[Provided records]:
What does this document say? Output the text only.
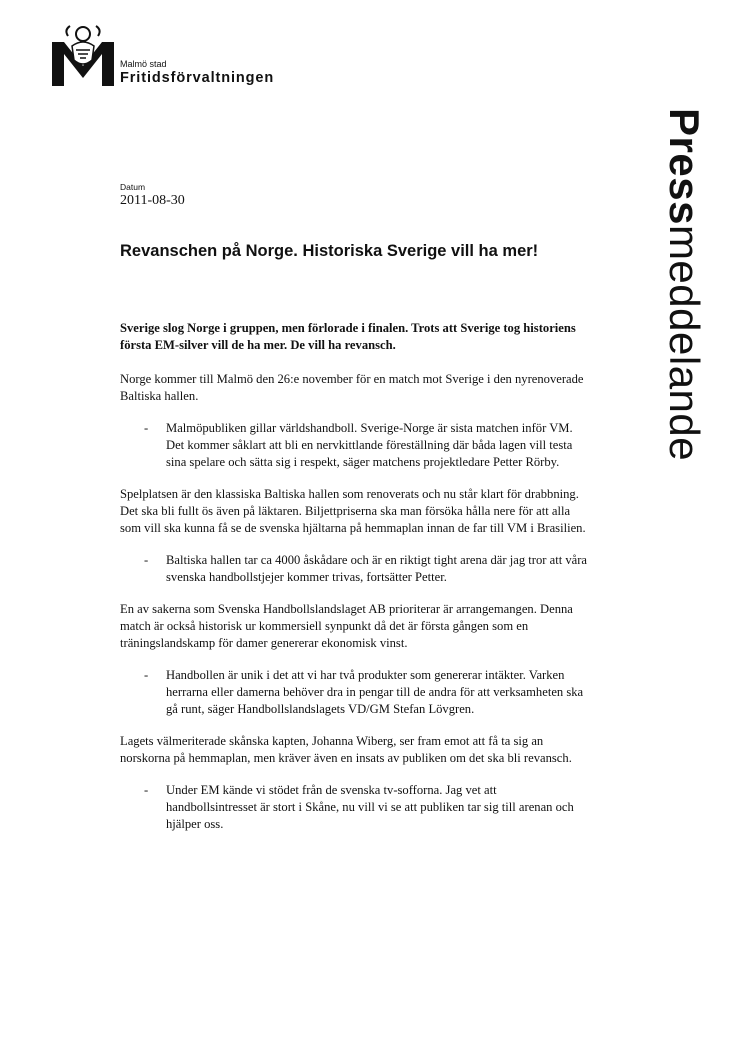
Malmö stad
Fritidsförvaltningen
Pressmeddelande
Datum
2011-08-30
Revanschen på Norge. Historiska Sverige vill ha mer!

Sverige slog Norge i gruppen, men förlorade i finalen. Trots att Sverige tog historiens första EM-silver vill de ha mer. De vill ha revansch.

Norge kommer till Malmö den 26:e november för en match mot Sverige i den nyrenoverade Baltiska hallen.

- Malmöpubliken gillar världshandboll. Sverige-Norge är sista matchen inför VM. Det kommer såklart att bli en nervkittlande föreställning där båda lagen vill testa sina spelare och sätta sig i respekt, säger matchens projektledare Petter Rörby.

Spelplatsen är den klassiska Baltiska hallen som renoverats och nu står klart för drabbning. Det ska bli fullt ös även på läktaren. Biljettpriserna ska man försöka hålla nere för att alla som vill ska kunna få se de svenska hjältarna på hemmaplan innan de far till VM i Brasilien.

- Baltiska hallen tar ca 4000 åskådare och är en riktigt tight arena där jag tror att våra svenska handbollstjejer kommer trivas, fortsätter Petter.

En av sakerna som Svenska Handbollslandslaget AB prioriterar är arrangemangen. Denna match är också historisk ur kommersiell synpunkt då det är första gången som en träningslandskamp för damer genererar ekonomisk vinst.

- Handbollen är unik i det att vi har två produkter som genererar intäkter. Varken herrarna eller damerna behöver dra in pengar till de andra för att verksamheten ska gå runt, säger Handbollslandslagets VD/GM Stefan Lövgren.

Lagets välmeriterade skånska kapten, Johanna Wiberg, ser fram emot att få ta sig an norskorna på hemmaplan, men kräver även en insats av publiken om det ska bli revansch.

- Under EM kände vi stödet från de svenska tv-sofforna. Jag vet att handbollsintresset är stort i Skåne, nu vill vi se att publiken tar sig till arenan och hjälper oss.
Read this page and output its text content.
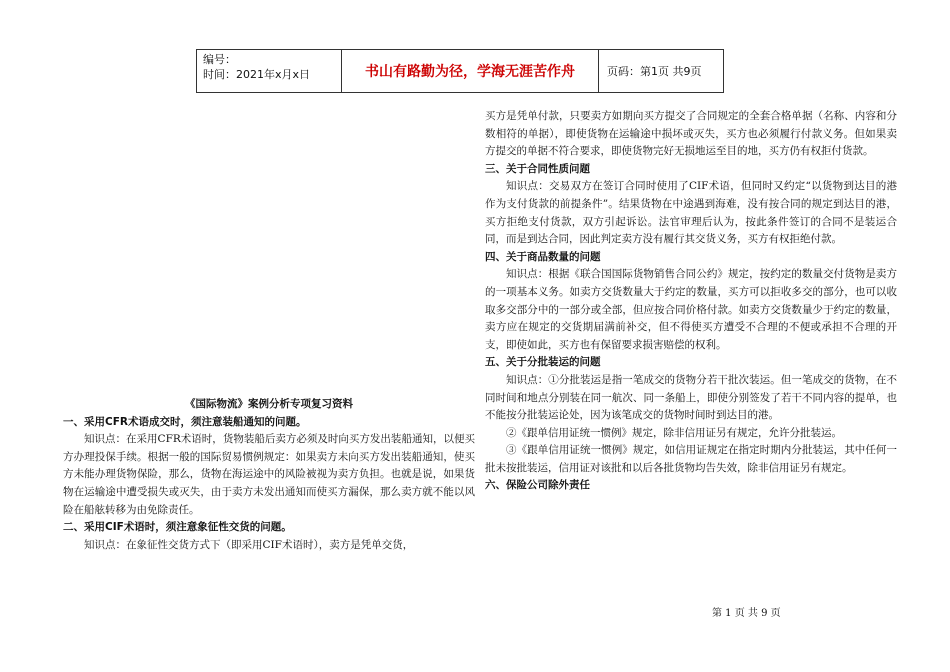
编号：
时间：2021年x月x日	书山有路勤为径，学海无涯苦作舟	页码：第1页 共9页

《国际物流》案例分析专项复习资料

一、采用CFR术语成交时，须注意装船通知的问题。

知识点：在采用CFR术语时，货物装船后卖方必须及时向买方发出装船通知，以便买方办理投保手续。根据一般的国际贸易惯例规定：如果卖方未向买方发出装船通知，使买方未能办理货物保险，那么，货物在海运途中的风险被视为卖方负担。也就是说，如果货物在运输途中遭受损失或灭失，由于卖方未发出通知而使买方漏保，那么卖方就不能以风险在船舷转移为由免除责任。

二、采用CIF术语时，须注意象征性交货的问题。

知识点：在象征性交货方式下（即采用CIF术语时），卖方是凭单交货，

买方是凭单付款，只要卖方如期向买方提交了合同规定的全套合格单据（名称、内容和分数相符的单据），即使货物在运输途中损坏或灭失，买方也必须履行付款义务。但如果卖方提交的单据不符合要求，即使货物完好无损地运至目的地，买方仍有权拒付货款。

三、关于合同性质问题

知识点：交易双方在签订合同时使用了CIF术语，但同时又约定“以货物到达目的港作为支付货款的前提条件”。结果货物在中途遇到海难，没有按合同的规定到达目的港，买方拒绝支付货款，双方引起诉讼。法官审理后认为，按此条件签订的合同不是装运合同，而是到达合同，因此判定卖方没有履行其交货义务，买方有权拒绝付款。

四、关于商品数量的问题

知识点：根据《联合国国际货物销售合同公约》规定，按约定的数量交付货物是卖方的一项基本义务。如卖方交货数量大于约定的数量，买方可以拒收多交的部分，也可以收取多交部分中的一部分或全部，但应按合同价格付款。如卖方交货数量少于约定的数量，卖方应在规定的交货期届满前补交，但不得使买方遭受不合理的不便或承担不合理的开支，即使如此，买方也有保留要求损害赔偿的权利。

五、关于分批装运的问题

知识点：①分批装运是指一笔成交的货物分若干批次装运。但一笔成交的货物，在不同时间和地点分别装在同一航次、同一条船上，即使分别签发了若干不同内容的提单，也不能按分批装运论处，因为该笔成交的货物时间时到达目的港。

②《跟单信用证统一惯例》规定，除非信用证另有规定，允许分批装运。

③《跟单信用证统一惯例》规定，如信用证规定在指定时期内分批装运，其中任何一批未按批装运，信用证对该批和以后各批货物均告失效，除非信用证另有规定。

六、保险公司除外责任

第 1 页 共 9 页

[Objective]: Reproduce the listing word for word and omit its pictures.

[Response below]:
What does this document say? Output the text only.
Malmö stad
Fritidsförvaltningen
Pressmeddelande
Datum
2011-08-30
Revanschen på Norge. Historiska Sverige vill ha mer!

Sverige slog Norge i gruppen, men förlorade i finalen. Trots att Sverige tog historiens första EM-silver vill de ha mer. De vill ha revansch.

Norge kommer till Malmö den 26:e november för en match mot Sverige i den nyrenoverade Baltiska hallen.

- Malmöpubliken gillar världshandboll. Sverige-Norge är sista matchen inför VM. Det kommer såklart att bli en nervkittlande föreställning där båda lagen vill testa sina spelare och sätta sig i respekt, säger matchens projektledare Petter Rörby.

Spelplatsen är den klassiska Baltiska hallen som renoverats och nu står klart för drabbning. Det ska bli fullt ös även på läktaren. Biljettpriserna ska man försöka hålla nere för att alla som vill ska kunna få se de svenska hjältarna på hemmaplan innan de far till VM i Brasilien.

- Baltiska hallen tar ca 4000 åskådare och är en riktigt tight arena där jag tror att våra svenska handbollstjejer kommer trivas, fortsätter Petter.

En av sakerna som Svenska Handbollslandslaget AB prioriterar är arrangemangen. Denna match är också historisk ur kommersiell synpunkt då det är första gången som en träningslandskamp för damer genererar ekonomisk vinst.

- Handbollen är unik i det att vi har två produkter som genererar intäkter. Varken herrarna eller damerna behöver dra in pengar till de andra för att verksamheten ska gå runt, säger Handbollslandslagets VD/GM Stefan Lövgren.

Lagets välmeriterade skånska kapten, Johanna Wiberg, ser fram emot att få ta sig an norskorna på hemmaplan, men kräver även en insats av publiken om det ska bli revansch.

- Under EM kände vi stödet från de svenska tv-sofforna. Jag vet att handbollsintresset är stort i Skåne, nu vill vi se att publiken tar sig till arenan och hjälper oss.
Read this page and output its text content.
编号：
时间：2021年x月x日	书山有路勤为径，学海无涯苦作舟	页码：第1页 共9页

《国际物流》案例分析专项复习资料

一、采用CFR术语成交时，须注意装船通知的问题。

知识点：在采用CFR术语时，货物装船后卖方必须及时向买方发出装船通知，以便买方办理投保手续。根据一般的国际贸易惯例规定：如果卖方未向买方发出装船通知，使买方未能办理货物保险，那么，货物在海运途中的风险被视为卖方负担。也就是说，如果货物在运输途中遭受损失或灭失，由于卖方未发出通知而使买方漏保，那么卖方就不能以风险在船舷转移为由免除责任。

二、采用CIF术语时，须注意象征性交货的问题。

知识点：在象征性交货方式下（即采用CIF术语时），卖方是凭单交货，

买方是凭单付款，只要卖方如期向买方提交了合同规定的全套合格单据（名称、内容和分数相符的单据），即使货物在运输途中损坏或灭失，买方也必须履行付款义务。但如果卖方提交的单据不符合要求，即使货物完好无损地运至目的地，买方仍有权拒付货款。

三、关于合同性质问题

知识点：交易双方在签订合同时使用了CIF术语，但同时又约定“以货物到达目的港作为支付货款的前提条件”。结果货物在中途遇到海难，没有按合同的规定到达目的港，买方拒绝支付货款，双方引起诉讼。法官审理后认为，按此条件签订的合同不是装运合同，而是到达合同，因此判定卖方没有履行其交货义务，买方有权拒绝付款。

四、关于商品数量的问题

知识点：根据《联合国国际货物销售合同公约》规定，按约定的数量交付货物是卖方的一项基本义务。如卖方交货数量大于约定的数量，买方可以拒收多交的部分，也可以收取多交部分中的一部分或全部，但应按合同价格付款。如卖方交货数量少于约定的数量，卖方应在规定的交货期届满前补交，但不得使买方遭受不合理的不便或承担不合理的开支，即使如此，买方也有保留要求损害赔偿的权利。

五、关于分批装运的问题

知识点：①分批装运是指一笔成交的货物分若干批次装运。但一笔成交的货物，在不同时间和地点分别装在同一航次、同一条船上，即使分别签发了若干不同内容的提单，也不能按分批装运论处，因为该笔成交的货物时间时到达目的港。

②《跟单信用证统一惯例》规定，除非信用证另有规定，允许分批装运。

③《跟单信用证统一惯例》规定，如信用证规定在指定时期内分批装运，其中任何一批未按批装运，信用证对该批和以后各批货物均告失效，除非信用证另有规定。

六、保险公司除外责任

第 1 页 共 9 页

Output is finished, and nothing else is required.